* _Records to process_:
------------------------

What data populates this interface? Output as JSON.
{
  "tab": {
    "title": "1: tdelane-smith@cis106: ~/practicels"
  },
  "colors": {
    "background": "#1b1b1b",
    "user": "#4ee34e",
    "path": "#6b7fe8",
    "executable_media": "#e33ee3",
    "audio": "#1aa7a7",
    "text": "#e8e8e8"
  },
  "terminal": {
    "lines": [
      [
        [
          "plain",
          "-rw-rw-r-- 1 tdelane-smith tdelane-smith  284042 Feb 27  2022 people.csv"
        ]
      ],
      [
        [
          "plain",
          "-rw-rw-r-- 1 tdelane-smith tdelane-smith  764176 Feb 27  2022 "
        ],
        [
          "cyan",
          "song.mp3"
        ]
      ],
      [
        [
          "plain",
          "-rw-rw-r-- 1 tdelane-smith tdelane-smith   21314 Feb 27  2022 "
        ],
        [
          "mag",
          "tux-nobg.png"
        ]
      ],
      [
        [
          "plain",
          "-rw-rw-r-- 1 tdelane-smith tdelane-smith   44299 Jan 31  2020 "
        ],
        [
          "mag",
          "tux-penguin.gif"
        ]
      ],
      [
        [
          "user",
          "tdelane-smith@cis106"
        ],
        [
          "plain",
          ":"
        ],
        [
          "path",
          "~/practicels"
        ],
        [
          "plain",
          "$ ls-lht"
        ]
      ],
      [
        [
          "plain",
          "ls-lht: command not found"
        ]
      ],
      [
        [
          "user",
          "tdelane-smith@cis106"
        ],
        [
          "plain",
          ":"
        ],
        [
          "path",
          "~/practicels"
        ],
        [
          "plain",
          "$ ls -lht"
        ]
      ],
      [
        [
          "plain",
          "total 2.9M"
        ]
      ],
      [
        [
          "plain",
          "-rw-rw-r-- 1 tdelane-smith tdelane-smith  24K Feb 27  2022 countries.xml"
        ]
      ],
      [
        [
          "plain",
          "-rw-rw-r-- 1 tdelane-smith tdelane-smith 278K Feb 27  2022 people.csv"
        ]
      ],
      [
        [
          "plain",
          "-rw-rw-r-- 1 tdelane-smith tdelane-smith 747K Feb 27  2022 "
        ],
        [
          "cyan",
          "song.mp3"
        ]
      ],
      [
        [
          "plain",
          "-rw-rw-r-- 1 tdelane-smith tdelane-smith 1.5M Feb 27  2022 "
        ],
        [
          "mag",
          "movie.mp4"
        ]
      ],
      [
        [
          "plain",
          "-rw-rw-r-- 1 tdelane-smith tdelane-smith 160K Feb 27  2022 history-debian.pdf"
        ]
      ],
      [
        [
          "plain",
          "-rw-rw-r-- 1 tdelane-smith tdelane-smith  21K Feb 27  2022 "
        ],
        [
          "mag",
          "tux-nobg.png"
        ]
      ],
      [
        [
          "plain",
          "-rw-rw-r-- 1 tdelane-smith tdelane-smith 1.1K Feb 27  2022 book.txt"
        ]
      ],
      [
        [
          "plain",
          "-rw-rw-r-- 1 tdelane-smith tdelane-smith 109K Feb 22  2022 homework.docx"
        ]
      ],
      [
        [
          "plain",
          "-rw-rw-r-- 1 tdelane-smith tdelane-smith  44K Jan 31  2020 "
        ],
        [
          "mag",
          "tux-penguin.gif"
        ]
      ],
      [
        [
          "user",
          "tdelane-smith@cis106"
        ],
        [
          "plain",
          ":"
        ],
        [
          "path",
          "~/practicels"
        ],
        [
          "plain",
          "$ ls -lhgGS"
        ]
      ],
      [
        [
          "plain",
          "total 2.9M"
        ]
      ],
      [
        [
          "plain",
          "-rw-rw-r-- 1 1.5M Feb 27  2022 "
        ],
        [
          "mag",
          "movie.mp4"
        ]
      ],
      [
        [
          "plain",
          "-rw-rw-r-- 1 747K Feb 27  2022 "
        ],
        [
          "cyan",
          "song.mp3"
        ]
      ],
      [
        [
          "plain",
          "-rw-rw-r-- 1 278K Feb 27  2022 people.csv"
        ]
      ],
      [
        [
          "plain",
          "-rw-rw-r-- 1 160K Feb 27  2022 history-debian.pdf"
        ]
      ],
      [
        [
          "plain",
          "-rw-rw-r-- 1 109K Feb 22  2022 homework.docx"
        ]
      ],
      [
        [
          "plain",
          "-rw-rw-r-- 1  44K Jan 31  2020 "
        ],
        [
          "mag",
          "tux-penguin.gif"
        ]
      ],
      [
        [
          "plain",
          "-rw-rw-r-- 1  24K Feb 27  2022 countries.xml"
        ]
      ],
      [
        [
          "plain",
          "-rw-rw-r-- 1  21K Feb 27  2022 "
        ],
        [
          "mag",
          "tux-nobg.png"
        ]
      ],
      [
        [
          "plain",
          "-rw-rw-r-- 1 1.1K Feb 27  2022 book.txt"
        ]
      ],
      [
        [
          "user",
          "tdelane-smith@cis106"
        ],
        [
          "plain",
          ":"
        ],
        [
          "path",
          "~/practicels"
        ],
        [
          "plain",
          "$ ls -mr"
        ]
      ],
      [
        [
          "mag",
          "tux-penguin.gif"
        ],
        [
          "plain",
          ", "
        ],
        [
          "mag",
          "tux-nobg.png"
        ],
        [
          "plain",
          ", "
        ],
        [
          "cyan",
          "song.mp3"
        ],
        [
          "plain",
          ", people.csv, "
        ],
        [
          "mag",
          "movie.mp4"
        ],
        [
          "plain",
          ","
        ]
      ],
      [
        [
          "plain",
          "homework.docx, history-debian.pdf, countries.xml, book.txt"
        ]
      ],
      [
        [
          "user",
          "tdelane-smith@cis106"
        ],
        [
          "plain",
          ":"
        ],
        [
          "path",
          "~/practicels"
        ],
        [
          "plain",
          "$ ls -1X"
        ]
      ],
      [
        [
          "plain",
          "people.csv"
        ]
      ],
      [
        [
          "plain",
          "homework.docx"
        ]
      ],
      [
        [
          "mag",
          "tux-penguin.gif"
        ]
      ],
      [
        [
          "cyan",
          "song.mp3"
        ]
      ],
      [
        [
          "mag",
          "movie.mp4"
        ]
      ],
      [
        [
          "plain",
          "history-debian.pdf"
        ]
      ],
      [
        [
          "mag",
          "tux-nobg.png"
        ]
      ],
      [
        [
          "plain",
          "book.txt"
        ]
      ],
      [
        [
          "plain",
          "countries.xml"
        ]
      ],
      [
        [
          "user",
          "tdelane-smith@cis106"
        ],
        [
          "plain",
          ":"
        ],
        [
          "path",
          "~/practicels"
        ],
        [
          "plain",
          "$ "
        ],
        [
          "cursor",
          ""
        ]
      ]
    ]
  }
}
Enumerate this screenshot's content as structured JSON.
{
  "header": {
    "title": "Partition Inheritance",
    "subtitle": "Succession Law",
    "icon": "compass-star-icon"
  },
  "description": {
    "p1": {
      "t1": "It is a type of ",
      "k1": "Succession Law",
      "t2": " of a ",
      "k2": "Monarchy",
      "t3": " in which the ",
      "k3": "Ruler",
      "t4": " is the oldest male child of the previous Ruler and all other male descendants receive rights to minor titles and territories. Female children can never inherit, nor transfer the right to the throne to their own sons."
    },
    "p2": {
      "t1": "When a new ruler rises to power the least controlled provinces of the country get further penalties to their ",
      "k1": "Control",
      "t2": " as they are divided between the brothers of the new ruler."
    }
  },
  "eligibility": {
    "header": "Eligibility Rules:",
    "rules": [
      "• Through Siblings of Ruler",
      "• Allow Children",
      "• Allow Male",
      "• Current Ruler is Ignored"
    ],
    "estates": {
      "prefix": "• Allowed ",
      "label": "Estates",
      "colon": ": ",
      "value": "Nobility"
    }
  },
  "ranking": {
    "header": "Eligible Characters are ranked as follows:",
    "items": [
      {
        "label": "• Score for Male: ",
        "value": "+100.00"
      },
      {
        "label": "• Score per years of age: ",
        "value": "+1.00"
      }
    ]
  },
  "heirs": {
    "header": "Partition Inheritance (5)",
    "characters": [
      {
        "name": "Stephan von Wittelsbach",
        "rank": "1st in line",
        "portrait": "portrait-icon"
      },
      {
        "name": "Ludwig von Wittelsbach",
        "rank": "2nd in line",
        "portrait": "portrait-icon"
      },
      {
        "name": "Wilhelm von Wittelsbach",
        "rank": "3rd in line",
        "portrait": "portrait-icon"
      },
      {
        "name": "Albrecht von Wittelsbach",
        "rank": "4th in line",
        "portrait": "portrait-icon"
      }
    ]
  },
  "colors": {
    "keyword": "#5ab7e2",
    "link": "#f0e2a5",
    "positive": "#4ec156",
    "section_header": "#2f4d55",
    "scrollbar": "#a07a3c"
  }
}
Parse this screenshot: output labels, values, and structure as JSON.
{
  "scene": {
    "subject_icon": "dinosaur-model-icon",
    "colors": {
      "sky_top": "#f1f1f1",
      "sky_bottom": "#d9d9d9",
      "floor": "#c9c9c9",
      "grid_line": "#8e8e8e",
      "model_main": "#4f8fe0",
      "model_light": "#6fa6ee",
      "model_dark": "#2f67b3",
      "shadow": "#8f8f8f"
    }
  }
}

------------------------

* _Exercise task_:
Every line from the one containing "Parse this screenshot: output" through the last line of the entries must be written out verbatim, and no other line.

* _Output for this exercise_:
Parse this screenshot: output labels, values, and structure as JSON.
{
  "scene": {
    "subject_icon": "dinosaur-model-icon",
    "colors": {
      "sky_top": "#f1f1f1",
      "sky_bottom": "#d9d9d9",
      "floor": "#c9c9c9",
      "grid_line": "#8e8e8e",
      "model_main": "#4f8fe0",
      "model_light": "#6fa6ee",
      "model_dark": "#2f67b3",
      "shadow": "#8f8f8f"
    }
  }
}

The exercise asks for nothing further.